### Stored data
----
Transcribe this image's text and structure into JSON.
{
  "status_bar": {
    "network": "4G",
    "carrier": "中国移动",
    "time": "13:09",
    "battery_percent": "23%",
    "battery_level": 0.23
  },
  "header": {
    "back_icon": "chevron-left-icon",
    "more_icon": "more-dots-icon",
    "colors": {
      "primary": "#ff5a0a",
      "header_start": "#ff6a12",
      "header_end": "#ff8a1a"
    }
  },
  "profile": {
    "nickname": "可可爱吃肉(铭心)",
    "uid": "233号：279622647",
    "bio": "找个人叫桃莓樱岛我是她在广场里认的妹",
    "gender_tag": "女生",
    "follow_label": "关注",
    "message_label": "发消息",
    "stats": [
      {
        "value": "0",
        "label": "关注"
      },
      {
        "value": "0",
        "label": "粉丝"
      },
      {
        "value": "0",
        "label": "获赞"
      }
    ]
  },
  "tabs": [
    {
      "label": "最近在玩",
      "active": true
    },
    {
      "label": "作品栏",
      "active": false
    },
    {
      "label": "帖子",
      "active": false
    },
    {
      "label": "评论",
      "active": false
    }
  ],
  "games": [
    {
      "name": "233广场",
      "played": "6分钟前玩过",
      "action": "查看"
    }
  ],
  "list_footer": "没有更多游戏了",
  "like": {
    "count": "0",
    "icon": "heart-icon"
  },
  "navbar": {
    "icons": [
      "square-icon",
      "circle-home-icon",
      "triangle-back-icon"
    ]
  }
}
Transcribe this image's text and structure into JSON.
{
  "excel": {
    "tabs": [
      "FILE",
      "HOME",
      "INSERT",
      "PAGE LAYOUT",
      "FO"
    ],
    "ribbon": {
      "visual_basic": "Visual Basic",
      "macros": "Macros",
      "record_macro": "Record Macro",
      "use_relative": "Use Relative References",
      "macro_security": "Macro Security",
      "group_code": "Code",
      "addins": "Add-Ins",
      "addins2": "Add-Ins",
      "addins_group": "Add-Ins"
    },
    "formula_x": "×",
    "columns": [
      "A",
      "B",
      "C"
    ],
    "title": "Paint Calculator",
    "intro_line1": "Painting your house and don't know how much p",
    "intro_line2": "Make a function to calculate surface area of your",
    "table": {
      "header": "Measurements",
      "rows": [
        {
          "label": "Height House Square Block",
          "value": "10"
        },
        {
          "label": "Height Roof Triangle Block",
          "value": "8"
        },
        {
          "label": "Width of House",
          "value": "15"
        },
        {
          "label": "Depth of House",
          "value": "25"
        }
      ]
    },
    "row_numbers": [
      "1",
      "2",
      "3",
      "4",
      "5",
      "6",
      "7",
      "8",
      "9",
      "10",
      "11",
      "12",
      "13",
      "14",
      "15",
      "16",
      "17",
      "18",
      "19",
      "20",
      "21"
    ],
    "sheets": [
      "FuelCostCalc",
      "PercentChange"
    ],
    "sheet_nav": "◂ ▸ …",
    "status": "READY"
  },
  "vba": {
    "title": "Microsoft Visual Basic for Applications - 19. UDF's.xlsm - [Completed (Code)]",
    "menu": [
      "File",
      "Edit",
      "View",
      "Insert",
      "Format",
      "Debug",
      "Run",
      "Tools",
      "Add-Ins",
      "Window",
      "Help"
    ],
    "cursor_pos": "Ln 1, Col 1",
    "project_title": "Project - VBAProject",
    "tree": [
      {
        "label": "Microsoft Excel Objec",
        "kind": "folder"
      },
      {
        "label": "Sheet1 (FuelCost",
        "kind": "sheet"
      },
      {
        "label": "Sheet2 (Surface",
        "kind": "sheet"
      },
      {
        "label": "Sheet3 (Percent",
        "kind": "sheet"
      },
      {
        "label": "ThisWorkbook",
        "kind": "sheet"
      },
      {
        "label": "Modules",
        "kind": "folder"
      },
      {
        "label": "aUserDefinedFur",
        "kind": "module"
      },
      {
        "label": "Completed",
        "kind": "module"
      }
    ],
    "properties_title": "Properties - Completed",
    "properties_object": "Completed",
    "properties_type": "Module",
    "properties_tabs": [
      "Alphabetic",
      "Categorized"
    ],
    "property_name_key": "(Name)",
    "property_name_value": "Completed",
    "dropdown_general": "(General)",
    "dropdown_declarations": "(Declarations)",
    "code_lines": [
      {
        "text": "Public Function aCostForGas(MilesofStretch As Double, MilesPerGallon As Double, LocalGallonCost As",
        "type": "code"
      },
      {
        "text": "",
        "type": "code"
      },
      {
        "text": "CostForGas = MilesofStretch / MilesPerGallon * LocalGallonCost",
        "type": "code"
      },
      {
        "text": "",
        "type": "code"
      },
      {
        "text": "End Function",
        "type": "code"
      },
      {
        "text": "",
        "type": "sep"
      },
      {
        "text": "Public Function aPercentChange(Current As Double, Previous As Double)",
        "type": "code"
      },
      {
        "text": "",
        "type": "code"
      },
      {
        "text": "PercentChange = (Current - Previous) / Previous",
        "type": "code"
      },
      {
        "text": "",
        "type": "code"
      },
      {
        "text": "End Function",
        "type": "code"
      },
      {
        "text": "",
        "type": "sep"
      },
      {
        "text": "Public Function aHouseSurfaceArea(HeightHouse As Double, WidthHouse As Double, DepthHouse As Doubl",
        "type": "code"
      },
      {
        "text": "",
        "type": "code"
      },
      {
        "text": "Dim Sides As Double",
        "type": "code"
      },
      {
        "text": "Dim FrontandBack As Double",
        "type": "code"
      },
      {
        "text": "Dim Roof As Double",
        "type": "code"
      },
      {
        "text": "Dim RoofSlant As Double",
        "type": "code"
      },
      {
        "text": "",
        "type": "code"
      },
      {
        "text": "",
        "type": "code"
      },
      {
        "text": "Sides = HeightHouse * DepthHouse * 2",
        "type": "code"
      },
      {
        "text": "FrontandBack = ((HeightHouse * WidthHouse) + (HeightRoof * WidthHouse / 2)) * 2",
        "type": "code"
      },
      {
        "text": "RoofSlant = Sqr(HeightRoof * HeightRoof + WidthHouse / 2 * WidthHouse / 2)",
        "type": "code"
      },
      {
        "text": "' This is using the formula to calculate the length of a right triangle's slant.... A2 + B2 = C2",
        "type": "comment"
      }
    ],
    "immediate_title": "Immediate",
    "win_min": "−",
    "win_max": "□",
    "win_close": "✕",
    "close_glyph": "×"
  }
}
----
### Written request
Make an exact copy of the listing, including every line.

### Answer for the task
Transcribe this image's text and structure into JSON.
{
  "status_bar": {
    "network": "4G",
    "carrier": "中国移动",
    "time": "13:09",
    "battery_percent": "23%",
    "battery_level": 0.23
  },
  "header": {
    "back_icon": "chevron-left-icon",
    "more_icon": "more-dots-icon",
    "colors": {
      "primary": "#ff5a0a",
      "header_start": "#ff6a12",
      "header_end": "#ff8a1a"
    }
  },
  "profile": {
    "nickname": "可可爱吃肉(铭心)",
    "uid": "233号：279622647",
    "bio": "找个人叫桃莓樱岛我是她在广场里认的妹",
    "gender_tag": "女生",
    "follow_label": "关注",
    "message_label": "发消息",
    "stats": [
      {
        "value": "0",
        "label": "关注"
      },
      {
        "value": "0",
        "label": "粉丝"
      },
      {
        "value": "0",
        "label": "获赞"
      }
    ]
  },
  "tabs": [
    {
      "label": "最近在玩",
      "active": true
    },
    {
      "label": "作品栏",
      "active": false
    },
    {
      "label": "帖子",
      "active": false
    },
    {
      "label": "评论",
      "active": false
    }
  ],
  "games": [
    {
      "name": "233广场",
      "played": "6分钟前玩过",
      "action": "查看"
    }
  ],
  "list_footer": "没有更多游戏了",
  "like": {
    "count": "0",
    "icon": "heart-icon"
  },
  "navbar": {
    "icons": [
      "square-icon",
      "circle-home-icon",
      "triangle-back-icon"
    ]
  }
}
Transcribe this image's text and structure into JSON.
{
  "excel": {
    "tabs": [
      "FILE",
      "HOME",
      "INSERT",
      "PAGE LAYOUT",
      "FO"
    ],
    "ribbon": {
      "visual_basic": "Visual Basic",
      "macros": "Macros",
      "record_macro": "Record Macro",
      "use_relative": "Use Relative References",
      "macro_security": "Macro Security",
      "group_code": "Code",
      "addins": "Add-Ins",
      "addins2": "Add-Ins",
      "addins_group": "Add-Ins"
    },
    "formula_x": "×",
    "columns": [
      "A",
      "B",
      "C"
    ],
    "title": "Paint Calculator",
    "intro_line1": "Painting your house and don't know how much p",
    "intro_line2": "Make a function to calculate surface area of your",
    "table": {
      "header": "Measurements",
      "rows": [
        {
          "label": "Height House Square Block",
          "value": "10"
        },
        {
          "label": "Height Roof Triangle Block",
          "value": "8"
        },
        {
          "label": "Width of House",
          "value": "15"
        },
        {
          "label": "Depth of House",
          "value": "25"
        }
      ]
    },
    "row_numbers": [
      "1",
      "2",
      "3",
      "4",
      "5",
      "6",
      "7",
      "8",
      "9",
      "10",
      "11",
      "12",
      "13",
      "14",
      "15",
      "16",
      "17",
      "18",
      "19",
      "20",
      "21"
    ],
    "sheets": [
      "FuelCostCalc",
      "PercentChange"
    ],
    "sheet_nav": "◂ ▸ …",
    "status": "READY"
  },
  "vba": {
    "title": "Microsoft Visual Basic for Applications - 19. UDF's.xlsm - [Completed (Code)]",
    "menu": [
      "File",
      "Edit",
      "View",
      "Insert",
      "Format",
      "Debug",
      "Run",
      "Tools",
      "Add-Ins",
      "Window",
      "Help"
    ],
    "cursor_pos": "Ln 1, Col 1",
    "project_title": "Project - VBAProject",
    "tree": [
      {
        "label": "Microsoft Excel Objec",
        "kind": "folder"
      },
      {
        "label": "Sheet1 (FuelCost",
        "kind": "sheet"
      },
      {
        "label": "Sheet2 (Surface",
        "kind": "sheet"
      },
      {
        "label": "Sheet3 (Percent",
        "kind": "sheet"
      },
      {
        "label": "ThisWorkbook",
        "kind": "sheet"
      },
      {
        "label": "Modules",
        "kind": "folder"
      },
      {
        "label": "aUserDefinedFur",
        "kind": "module"
      },
      {
        "label": "Completed",
        "kind": "module"
      }
    ],
    "properties_title": "Properties - Completed",
    "properties_object": "Completed",
    "properties_type": "Module",
    "properties_tabs": [
      "Alphabetic",
      "Categorized"
    ],
    "property_name_key": "(Name)",
    "property_name_value": "Completed",
    "dropdown_general": "(General)",
    "dropdown_declarations": "(Declarations)",
    "code_lines": [
      {
        "text": "Public Function aCostForGas(MilesofStretch As Double, MilesPerGallon As Double, LocalGallonCost As",
        "type": "code"
      },
      {
        "text": "",
        "type": "code"
      },
      {
        "text": "CostForGas = MilesofStretch / MilesPerGallon * LocalGallonCost",
        "type": "code"
      },
      {
        "text": "",
        "type": "code"
      },
      {
        "text": "End Function",
        "type": "code"
      },
      {
        "text": "",
        "type": "sep"
      },
      {
        "text": "Public Function aPercentChange(Current As Double, Previous As Double)",
        "type": "code"
      },
      {
        "text": "",
        "type": "code"
      },
      {
        "text": "PercentChange = (Current - Previous) / Previous",
        "type": "code"
      },
      {
        "text": "",
        "type": "code"
      },
      {
        "text": "End Function",
        "type": "code"
      },
      {
        "text": "",
        "type": "sep"
      },
      {
        "text": "Public Function aHouseSurfaceArea(HeightHouse As Double, WidthHouse As Double, DepthHouse As Doubl",
        "type": "code"
      },
      {
        "text": "",
        "type": "code"
      },
      {
        "text": "Dim Sides As Double",
        "type": "code"
      },
      {
        "text": "Dim FrontandBack As Double",
        "type": "code"
      },
      {
        "text": "Dim Roof As Double",
        "type": "code"
      },
      {
        "text": "Dim RoofSlant As Double",
        "type": "code"
      },
      {
        "text": "",
        "type": "code"
      },
      {
        "text": "",
        "type": "code"
      },
      {
        "text": "Sides = HeightHouse * DepthHouse * 2",
        "type": "code"
      },
      {
        "text": "FrontandBack = ((HeightHouse * WidthHouse) + (HeightRoof * WidthHouse / 2)) * 2",
        "type": "code"
      },
      {
        "text": "RoofSlant = Sqr(HeightRoof * HeightRoof + WidthHouse / 2 * WidthHouse / 2)",
        "type": "code"
      },
      {
        "text": "' This is using the formula to calculate the length of a right triangle's slant.... A2 + B2 = C2",
        "type": "comment"
      }
    ],
    "immediate_title": "Immediate",
    "win_min": "−",
    "win_max": "□",
    "win_close": "✕",
    "close_glyph": "×"
  }
}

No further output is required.